> _Task details_:
Retype every entry word for word.

:: Provided entries

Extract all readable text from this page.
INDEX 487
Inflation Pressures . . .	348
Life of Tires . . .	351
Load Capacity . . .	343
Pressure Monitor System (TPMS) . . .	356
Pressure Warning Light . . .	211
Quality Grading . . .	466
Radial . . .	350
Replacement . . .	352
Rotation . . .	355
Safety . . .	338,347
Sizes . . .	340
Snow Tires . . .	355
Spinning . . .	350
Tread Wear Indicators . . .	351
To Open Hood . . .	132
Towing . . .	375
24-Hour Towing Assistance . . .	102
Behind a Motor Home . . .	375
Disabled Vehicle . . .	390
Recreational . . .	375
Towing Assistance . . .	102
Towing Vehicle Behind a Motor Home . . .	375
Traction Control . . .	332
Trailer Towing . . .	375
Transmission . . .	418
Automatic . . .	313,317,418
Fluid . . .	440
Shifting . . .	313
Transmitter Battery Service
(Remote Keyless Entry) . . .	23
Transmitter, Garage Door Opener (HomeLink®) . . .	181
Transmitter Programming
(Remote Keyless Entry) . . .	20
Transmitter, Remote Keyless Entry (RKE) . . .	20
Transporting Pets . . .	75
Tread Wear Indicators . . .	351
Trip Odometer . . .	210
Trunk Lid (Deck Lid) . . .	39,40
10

::::

> _Answer to the exercise_:
Extract all readable text from this page.
INDEX 487
Inflation Pressures . . .	348
Life of Tires . . .	351
Load Capacity . . .	343
Pressure Monitor System (TPMS) . . .	356
Pressure Warning Light . . .	211
Quality Grading . . .	466
Radial . . .	350
Replacement . . .	352
Rotation . . .	355
Safety . . .	338,347
Sizes . . .	340
Snow Tires . . .	355
Spinning . . .	350
Tread Wear Indicators . . .	351
To Open Hood . . .	132
Towing . . .	375
24-Hour Towing Assistance . . .	102
Behind a Motor Home . . .	375
Disabled Vehicle . . .	390
Recreational . . .	375
Towing Assistance . . .	102
Towing Vehicle Behind a Motor Home . . .	375
Traction Control . . .	332
Trailer Towing . . .	375
Transmission . . .	418
Automatic . . .	313,317,418
Fluid . . .	440
Shifting . . .	313
Transmitter Battery Service
(Remote Keyless Entry) . . .	23
Transmitter, Garage Door Opener (HomeLink®) . . .	181
Transmitter Programming
(Remote Keyless Entry) . . .	20
Transmitter, Remote Keyless Entry (RKE) . . .	20
Transporting Pets . . .	75
Tread Wear Indicators . . .	351
Trip Odometer . . .	210
Trunk Lid (Deck Lid) . . .	39,40
10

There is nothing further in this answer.